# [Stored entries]
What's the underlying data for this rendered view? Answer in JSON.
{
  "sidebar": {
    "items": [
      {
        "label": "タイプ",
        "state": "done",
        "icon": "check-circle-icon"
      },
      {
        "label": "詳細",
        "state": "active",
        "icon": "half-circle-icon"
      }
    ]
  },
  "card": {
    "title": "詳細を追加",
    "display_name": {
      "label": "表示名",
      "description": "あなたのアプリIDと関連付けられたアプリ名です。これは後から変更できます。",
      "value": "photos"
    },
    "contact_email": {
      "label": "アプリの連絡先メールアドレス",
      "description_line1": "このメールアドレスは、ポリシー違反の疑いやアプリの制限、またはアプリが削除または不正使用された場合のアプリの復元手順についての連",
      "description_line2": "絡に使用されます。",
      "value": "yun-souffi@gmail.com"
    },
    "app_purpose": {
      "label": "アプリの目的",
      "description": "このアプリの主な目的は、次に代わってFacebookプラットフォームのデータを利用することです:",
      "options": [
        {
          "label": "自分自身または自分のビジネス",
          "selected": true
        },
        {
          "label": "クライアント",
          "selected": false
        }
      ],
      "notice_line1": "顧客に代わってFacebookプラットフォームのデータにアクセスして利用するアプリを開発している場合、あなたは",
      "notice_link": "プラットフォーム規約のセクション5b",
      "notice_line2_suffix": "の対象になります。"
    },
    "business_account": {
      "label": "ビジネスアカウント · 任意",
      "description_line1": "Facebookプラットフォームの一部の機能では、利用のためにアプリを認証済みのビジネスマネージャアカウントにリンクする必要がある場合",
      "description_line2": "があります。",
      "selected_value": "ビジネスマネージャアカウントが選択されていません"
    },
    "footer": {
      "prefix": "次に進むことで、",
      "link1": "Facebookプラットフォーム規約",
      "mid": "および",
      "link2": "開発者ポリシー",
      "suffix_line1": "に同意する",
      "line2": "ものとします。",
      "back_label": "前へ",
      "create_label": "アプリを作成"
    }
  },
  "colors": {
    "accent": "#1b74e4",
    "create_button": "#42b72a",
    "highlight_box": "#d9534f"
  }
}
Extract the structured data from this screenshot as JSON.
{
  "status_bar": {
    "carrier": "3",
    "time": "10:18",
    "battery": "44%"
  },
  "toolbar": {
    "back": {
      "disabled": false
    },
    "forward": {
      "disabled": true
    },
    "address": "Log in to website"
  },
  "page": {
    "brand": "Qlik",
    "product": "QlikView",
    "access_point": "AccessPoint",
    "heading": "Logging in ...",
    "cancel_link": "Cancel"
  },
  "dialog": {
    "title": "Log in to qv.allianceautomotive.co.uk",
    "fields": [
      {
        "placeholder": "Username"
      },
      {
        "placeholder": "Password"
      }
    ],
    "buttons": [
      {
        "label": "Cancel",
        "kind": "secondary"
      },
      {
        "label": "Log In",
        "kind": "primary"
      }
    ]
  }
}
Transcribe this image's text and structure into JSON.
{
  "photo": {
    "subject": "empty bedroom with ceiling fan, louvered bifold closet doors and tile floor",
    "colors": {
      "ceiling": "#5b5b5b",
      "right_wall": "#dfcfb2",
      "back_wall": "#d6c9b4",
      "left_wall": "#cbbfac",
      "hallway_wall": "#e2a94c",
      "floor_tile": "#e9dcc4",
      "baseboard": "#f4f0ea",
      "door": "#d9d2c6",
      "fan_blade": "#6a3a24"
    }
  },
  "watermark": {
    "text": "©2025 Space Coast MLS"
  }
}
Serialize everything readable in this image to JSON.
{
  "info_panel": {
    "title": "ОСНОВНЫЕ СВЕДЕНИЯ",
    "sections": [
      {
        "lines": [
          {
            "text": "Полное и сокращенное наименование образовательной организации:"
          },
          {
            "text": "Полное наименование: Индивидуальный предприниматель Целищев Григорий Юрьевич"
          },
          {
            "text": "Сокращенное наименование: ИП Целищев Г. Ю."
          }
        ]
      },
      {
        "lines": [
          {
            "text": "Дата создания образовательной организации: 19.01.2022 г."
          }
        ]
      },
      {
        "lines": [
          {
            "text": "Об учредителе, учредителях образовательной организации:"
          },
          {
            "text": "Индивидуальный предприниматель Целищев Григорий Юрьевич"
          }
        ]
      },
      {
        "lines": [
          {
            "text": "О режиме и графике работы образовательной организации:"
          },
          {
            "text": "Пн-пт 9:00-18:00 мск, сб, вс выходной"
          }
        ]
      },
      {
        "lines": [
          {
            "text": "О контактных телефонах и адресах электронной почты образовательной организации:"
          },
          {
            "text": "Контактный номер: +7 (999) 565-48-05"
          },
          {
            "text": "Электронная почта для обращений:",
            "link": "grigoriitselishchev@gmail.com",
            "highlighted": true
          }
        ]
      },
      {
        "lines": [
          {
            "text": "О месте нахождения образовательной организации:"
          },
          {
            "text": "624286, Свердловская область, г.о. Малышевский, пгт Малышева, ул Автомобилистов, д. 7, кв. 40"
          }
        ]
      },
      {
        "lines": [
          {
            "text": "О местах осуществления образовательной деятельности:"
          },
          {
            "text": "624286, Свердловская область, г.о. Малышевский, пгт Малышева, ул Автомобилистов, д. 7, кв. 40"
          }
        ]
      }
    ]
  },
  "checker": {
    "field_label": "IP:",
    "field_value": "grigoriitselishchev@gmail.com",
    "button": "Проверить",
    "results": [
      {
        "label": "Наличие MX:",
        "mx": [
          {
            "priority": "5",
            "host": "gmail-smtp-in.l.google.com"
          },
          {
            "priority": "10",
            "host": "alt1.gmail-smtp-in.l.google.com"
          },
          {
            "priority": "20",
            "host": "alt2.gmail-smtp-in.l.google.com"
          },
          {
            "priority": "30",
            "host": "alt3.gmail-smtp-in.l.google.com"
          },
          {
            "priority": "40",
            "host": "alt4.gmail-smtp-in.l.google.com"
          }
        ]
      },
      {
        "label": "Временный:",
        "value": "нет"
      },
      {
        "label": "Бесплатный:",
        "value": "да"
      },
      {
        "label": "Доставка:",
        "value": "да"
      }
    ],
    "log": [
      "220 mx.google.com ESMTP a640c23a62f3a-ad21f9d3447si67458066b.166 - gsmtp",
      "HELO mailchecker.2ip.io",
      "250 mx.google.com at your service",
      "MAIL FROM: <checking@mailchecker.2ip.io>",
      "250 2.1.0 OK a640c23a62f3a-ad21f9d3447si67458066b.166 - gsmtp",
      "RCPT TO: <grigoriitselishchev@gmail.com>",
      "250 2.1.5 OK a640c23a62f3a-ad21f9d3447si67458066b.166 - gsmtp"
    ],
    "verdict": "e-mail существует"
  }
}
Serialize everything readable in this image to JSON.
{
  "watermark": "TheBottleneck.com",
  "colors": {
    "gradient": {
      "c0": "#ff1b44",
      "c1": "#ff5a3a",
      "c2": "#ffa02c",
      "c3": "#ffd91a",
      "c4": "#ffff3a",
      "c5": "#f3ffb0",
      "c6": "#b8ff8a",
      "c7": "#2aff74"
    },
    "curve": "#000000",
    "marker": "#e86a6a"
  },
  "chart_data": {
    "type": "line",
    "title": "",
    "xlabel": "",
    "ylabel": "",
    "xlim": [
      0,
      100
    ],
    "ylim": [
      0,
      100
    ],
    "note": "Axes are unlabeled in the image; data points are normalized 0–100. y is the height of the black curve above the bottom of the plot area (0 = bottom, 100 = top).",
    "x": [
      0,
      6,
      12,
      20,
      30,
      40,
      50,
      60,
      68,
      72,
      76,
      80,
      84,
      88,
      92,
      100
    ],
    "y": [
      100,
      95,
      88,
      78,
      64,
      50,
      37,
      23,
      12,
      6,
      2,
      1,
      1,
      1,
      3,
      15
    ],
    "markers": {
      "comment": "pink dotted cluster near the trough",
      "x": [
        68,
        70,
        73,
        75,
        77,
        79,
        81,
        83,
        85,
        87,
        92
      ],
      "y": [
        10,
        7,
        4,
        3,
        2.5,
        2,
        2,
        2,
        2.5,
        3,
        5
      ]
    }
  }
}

# [TASK PROMPT]
Which lines include "образовательной"? Copy each of them out.

# [EXERCISE SOLUTION]
            "text": "Полное и сокращенное наименование образовательной организации:"
            "text": "Дата создания образовательной организации: 19.01.2022 г."
            "text": "Об учредителе, учредителях образовательной организации:"
            "text": "О режиме и графике работы образовательной организации:"
            "text": "О контактных телефонах и адресах электронной почты образовательной организации:"
            "text": "О месте нахождения образовательной организации:"
            "text": "О местах осуществления образовательной деятельности:"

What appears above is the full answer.